REQUIRED TASK: Skip the pictures and extract all of the lines exactly as written.

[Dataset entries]

---+---

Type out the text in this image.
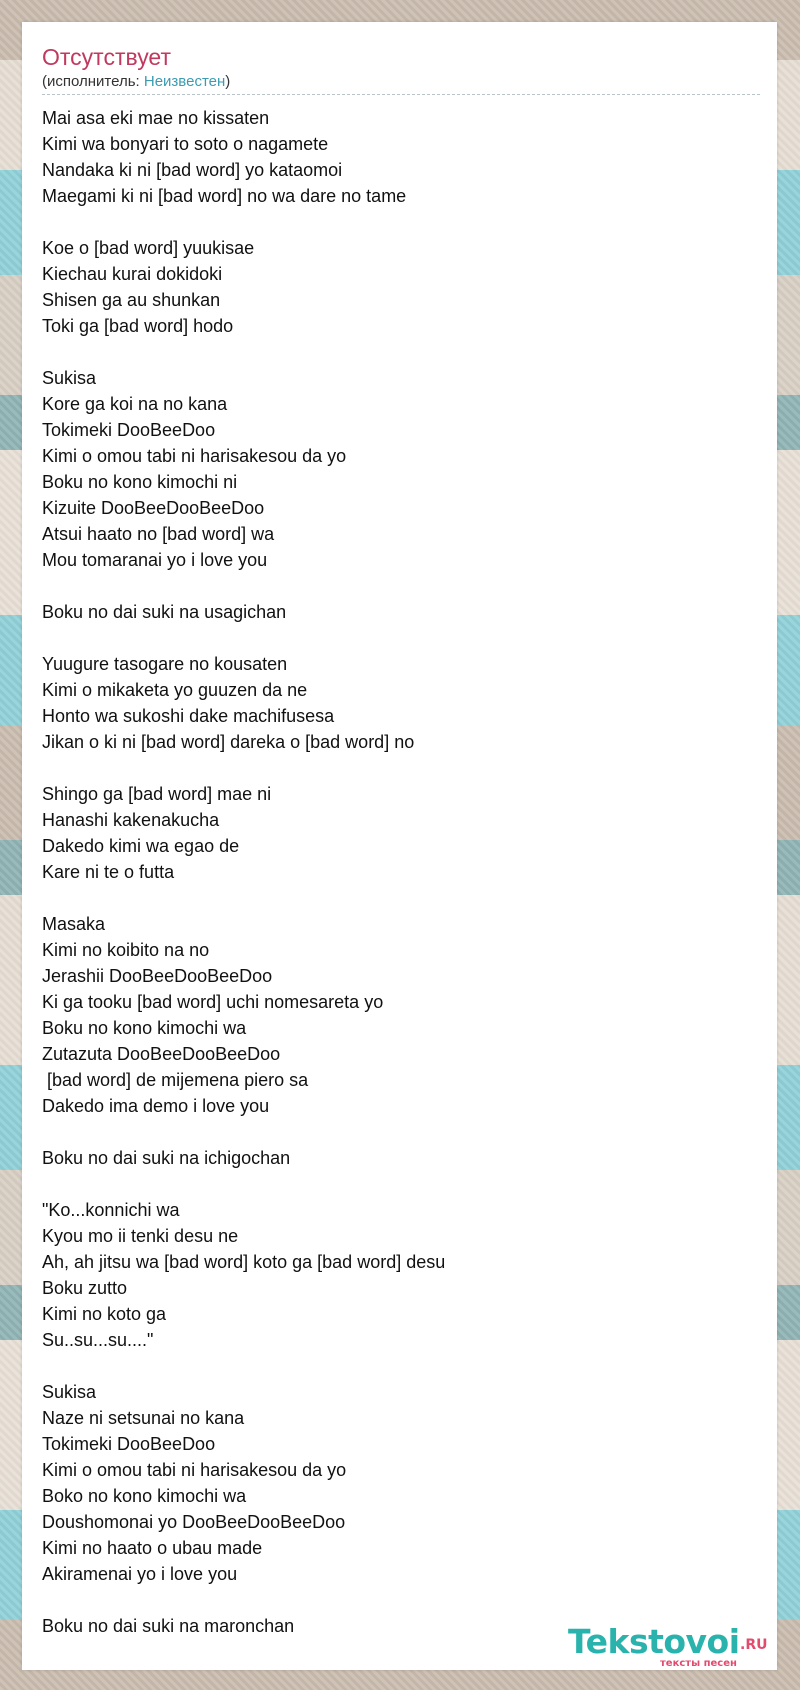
Отсутствует
(исполнитель: Неизвестен)
Mai asa eki mae no kissaten
Kimi wa bonyari to soto o nagamete
Nandaka ki ni [bad word] yo kataomoi
Maegami ki ni [bad word] no wa dare no tame
Koe o [bad word] yuukisae
Kiechau kurai dokidoki
Shisen ga au shunkan
Toki ga [bad word] hodo
Sukisa
Kore ga koi na no kana
Tokimeki DooBeeDoo
Kimi o omou tabi ni harisakesou da yo
Boku no kono kimochi ni
Kizuite DooBeeDooBeeDoo
Atsui haato no [bad word] wa
Mou tomaranai yo i love you
Boku no dai suki na usagichan
Yuugure tasogare no kousaten
Kimi o mikaketa yo guuzen da ne
Honto wa sukoshi dake machifusesa
Jikan o ki ni [bad word] dareka o [bad word] no
Shingo ga [bad word] mae ni
Hanashi kakenakucha
Dakedo kimi wa egao de
Kare ni te o futta
Masaka
Kimi no koibito na no
Jerashii DooBeeDooBeeDoo
Ki ga tooku [bad word] uchi nomesareta yo
Boku no kono kimochi wa
Zutazuta DooBeeDooBeeDoo
[bad word] de mijemena piero sa
Dakedo ima demo i love you
Boku no dai suki na ichigochan
"Ko...konnichi wa
Kyou mo ii tenki desu ne
Ah, ah jitsu wa [bad word] koto ga [bad word] desu
Boku zutto
Kimi no koto ga
Su..su...su...."
Sukisa
Naze ni setsunai no kana
Tokimeki DooBeeDoo
Kimi o omou tabi ni harisakesou da yo
Boko no kono kimochi wa
Doushomonai yo DooBeeDooBeeDoo
Kimi no haato o ubau made
Akiramenai yo i love you
Boku no dai suki na maronchan	Tekstovoi .RU
тексты песен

---+---

FINAL RESULT:
Type out the text in this image.
Отсутствует
(исполнитель: Неизвестен)
Mai asa eki mae no kissaten
Kimi wa bonyari to soto o nagamete
Nandaka ki ni [bad word] yo kataomoi
Maegami ki ni [bad word] no wa dare no tame
Koe o [bad word] yuukisae
Kiechau kurai dokidoki
Shisen ga au shunkan
Toki ga [bad word] hodo
Sukisa
Kore ga koi na no kana
Tokimeki DooBeeDoo
Kimi o omou tabi ni harisakesou da yo
Boku no kono kimochi ni
Kizuite DooBeeDooBeeDoo
Atsui haato no [bad word] wa
Mou tomaranai yo i love you
Boku no dai suki na usagichan
Yuugure tasogare no kousaten
Kimi o mikaketa yo guuzen da ne
Honto wa sukoshi dake machifusesa
Jikan o ki ni [bad word] dareka o [bad word] no
Shingo ga [bad word] mae ni
Hanashi kakenakucha
Dakedo kimi wa egao de
Kare ni te o futta
Masaka
Kimi no koibito na no
Jerashii DooBeeDooBeeDoo
Ki ga tooku [bad word] uchi nomesareta yo
Boku no kono kimochi wa
Zutazuta DooBeeDooBeeDoo
[bad word] de mijemena piero sa
Dakedo ima demo i love you
Boku no dai suki na ichigochan
"Ko...konnichi wa
Kyou mo ii tenki desu ne
Ah, ah jitsu wa [bad word] koto ga [bad word] desu
Boku zutto
Kimi no koto ga
Su..su...su...."
Sukisa
Naze ni setsunai no kana
Tokimeki DooBeeDoo
Kimi o omou tabi ni harisakesou da yo
Boko no kono kimochi wa
Doushomonai yo DooBeeDooBeeDoo
Kimi no haato o ubau made
Akiramenai yo i love you
Boku no dai suki na maronchan	Tekstovoi .RU
тексты песен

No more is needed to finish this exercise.